Exercise instructions
Scan the data below and pick out the lines containing the word "quasi".

[start]

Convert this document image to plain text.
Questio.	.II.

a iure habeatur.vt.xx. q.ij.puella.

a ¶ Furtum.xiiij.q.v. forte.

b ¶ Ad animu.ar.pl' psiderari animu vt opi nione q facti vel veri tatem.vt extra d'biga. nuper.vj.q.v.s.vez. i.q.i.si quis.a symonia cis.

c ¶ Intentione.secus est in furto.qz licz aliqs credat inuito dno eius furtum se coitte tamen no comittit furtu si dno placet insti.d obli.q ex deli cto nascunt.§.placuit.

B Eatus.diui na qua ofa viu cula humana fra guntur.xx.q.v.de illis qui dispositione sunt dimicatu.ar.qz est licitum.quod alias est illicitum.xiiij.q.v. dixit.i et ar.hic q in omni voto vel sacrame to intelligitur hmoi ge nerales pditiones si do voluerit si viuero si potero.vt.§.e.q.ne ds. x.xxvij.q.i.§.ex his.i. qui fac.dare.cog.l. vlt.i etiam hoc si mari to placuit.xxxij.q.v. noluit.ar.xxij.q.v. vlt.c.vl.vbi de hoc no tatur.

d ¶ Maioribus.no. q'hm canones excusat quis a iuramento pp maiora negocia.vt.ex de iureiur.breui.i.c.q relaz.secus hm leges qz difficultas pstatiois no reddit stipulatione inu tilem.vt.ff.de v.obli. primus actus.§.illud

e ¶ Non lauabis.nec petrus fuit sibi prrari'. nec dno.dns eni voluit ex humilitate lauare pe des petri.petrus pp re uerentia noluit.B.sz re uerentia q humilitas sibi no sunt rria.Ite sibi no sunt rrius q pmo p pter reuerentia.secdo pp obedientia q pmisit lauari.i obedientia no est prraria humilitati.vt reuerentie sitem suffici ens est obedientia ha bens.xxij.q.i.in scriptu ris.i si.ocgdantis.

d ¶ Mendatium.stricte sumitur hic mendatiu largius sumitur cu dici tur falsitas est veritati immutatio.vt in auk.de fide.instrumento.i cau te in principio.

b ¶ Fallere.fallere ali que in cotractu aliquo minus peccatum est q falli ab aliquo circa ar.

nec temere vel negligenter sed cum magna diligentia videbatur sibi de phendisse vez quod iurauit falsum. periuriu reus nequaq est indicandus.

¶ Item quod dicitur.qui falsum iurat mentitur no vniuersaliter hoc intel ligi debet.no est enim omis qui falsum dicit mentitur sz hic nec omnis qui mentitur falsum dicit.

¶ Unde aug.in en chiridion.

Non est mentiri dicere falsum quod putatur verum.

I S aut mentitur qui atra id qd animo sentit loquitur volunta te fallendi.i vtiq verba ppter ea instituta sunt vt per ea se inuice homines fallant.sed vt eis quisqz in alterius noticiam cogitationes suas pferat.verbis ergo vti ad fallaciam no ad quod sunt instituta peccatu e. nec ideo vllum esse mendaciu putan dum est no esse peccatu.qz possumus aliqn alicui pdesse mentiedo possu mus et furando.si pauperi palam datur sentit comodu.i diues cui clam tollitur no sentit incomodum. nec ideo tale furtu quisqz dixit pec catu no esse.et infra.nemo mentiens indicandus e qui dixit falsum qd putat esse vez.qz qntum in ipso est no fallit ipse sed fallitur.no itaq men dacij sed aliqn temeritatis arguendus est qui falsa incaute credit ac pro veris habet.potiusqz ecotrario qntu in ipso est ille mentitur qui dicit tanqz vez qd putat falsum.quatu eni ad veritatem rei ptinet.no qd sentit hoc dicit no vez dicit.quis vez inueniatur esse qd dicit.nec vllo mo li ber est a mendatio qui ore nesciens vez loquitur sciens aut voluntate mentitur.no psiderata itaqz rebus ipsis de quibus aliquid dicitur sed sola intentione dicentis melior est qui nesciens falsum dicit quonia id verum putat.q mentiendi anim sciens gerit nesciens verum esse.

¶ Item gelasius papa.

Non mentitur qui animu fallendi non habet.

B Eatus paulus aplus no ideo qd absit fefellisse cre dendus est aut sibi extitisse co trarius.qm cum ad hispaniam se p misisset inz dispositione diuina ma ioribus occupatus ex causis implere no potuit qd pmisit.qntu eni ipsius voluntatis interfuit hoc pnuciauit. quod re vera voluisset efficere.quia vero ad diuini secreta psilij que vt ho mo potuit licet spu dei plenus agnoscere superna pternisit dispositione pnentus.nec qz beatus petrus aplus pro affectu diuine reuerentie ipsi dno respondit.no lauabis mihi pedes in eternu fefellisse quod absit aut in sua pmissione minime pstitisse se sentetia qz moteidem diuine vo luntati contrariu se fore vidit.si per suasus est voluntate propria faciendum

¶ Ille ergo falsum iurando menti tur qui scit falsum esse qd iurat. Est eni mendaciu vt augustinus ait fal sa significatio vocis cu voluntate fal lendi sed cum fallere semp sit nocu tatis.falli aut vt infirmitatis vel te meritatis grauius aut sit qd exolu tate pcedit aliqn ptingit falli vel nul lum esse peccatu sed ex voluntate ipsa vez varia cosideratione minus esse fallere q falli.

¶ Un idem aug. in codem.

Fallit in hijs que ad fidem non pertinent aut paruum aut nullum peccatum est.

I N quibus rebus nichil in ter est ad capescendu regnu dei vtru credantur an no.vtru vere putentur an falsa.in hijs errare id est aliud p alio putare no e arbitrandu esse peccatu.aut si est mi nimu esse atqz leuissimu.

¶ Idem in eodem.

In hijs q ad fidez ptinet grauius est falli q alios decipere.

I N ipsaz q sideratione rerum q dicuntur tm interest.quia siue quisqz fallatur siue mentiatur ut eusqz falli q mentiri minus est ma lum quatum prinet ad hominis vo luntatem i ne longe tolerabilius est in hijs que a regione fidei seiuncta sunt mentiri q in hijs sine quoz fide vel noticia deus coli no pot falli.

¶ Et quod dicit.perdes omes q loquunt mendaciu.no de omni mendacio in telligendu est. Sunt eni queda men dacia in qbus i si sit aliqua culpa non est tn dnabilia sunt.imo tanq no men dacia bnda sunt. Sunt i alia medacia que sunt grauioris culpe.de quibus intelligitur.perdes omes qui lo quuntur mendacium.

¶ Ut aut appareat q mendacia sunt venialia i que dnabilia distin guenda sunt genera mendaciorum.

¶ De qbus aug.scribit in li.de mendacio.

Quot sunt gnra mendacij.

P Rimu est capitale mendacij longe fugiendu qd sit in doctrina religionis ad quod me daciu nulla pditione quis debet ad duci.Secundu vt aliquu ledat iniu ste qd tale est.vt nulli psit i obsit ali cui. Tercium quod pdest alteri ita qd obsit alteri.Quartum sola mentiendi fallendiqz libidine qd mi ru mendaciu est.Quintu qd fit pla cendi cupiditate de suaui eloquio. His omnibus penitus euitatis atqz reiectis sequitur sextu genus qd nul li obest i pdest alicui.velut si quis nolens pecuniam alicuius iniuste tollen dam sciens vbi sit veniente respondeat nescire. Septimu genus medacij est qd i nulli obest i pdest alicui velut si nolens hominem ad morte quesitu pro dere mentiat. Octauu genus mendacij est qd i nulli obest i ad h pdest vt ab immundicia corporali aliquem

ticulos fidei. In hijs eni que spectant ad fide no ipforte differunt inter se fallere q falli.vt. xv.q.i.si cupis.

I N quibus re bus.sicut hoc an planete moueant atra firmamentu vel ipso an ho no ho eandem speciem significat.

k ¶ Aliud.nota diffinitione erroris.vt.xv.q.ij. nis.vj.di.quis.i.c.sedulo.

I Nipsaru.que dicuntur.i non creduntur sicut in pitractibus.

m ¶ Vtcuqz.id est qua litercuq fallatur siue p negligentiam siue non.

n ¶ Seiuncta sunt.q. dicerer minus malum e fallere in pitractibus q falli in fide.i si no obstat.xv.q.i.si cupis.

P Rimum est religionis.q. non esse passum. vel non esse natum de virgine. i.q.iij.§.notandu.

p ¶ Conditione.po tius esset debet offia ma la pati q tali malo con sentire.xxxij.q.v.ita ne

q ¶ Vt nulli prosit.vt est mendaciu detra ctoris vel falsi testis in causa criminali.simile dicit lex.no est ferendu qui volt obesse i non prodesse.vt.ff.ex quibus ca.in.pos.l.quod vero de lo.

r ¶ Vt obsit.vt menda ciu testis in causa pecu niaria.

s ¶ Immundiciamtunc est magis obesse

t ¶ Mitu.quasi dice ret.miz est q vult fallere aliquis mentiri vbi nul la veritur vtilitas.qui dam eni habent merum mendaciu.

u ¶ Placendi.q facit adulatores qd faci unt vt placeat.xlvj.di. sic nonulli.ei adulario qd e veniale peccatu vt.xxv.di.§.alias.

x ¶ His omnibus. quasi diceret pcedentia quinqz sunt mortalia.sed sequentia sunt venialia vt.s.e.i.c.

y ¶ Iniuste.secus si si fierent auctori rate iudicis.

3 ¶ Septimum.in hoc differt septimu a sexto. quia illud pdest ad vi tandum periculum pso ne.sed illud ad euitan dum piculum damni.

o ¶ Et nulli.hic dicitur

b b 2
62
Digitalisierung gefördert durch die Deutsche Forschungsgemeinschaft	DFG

[end]
[start]

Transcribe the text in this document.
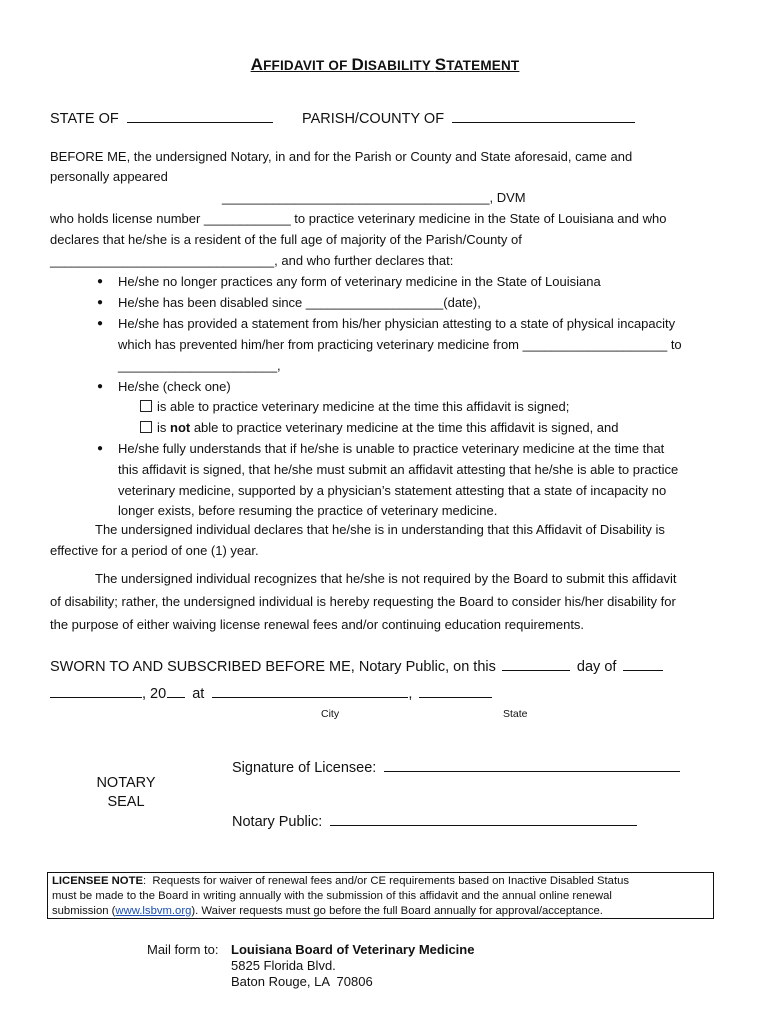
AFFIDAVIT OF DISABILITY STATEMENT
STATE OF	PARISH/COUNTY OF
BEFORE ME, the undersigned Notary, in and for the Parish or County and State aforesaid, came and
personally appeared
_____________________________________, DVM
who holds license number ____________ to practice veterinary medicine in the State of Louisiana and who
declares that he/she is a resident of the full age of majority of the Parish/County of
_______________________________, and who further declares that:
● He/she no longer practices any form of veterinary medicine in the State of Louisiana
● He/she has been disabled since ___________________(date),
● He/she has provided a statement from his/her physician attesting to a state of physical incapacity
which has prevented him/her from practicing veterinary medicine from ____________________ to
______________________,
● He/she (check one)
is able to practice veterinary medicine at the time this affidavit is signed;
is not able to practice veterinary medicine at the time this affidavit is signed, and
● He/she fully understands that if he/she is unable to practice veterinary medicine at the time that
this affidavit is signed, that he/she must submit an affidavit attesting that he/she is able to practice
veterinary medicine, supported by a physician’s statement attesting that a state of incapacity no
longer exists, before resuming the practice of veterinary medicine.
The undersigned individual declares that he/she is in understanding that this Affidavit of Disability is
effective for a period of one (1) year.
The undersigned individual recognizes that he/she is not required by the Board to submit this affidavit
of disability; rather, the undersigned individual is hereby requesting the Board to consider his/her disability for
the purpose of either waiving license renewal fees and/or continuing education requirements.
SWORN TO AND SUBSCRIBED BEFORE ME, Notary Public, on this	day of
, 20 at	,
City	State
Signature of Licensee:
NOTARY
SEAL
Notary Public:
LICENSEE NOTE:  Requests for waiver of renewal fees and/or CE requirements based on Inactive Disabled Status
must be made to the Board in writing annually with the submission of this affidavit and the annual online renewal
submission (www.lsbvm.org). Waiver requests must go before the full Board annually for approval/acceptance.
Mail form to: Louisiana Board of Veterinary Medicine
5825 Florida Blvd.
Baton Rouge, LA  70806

[end]

Worked answer
t ¶ Mitu.quasi dice ret.miz est q vult fallere aliquis mentiri vbi nul la veritur vtilitas.qui dam eni habent merum mendaciu.
x ¶ His omnibus. quasi diceret pcedentia quinqz sunt mortalia.sed sequentia sunt venialia vt.s.e.i.c.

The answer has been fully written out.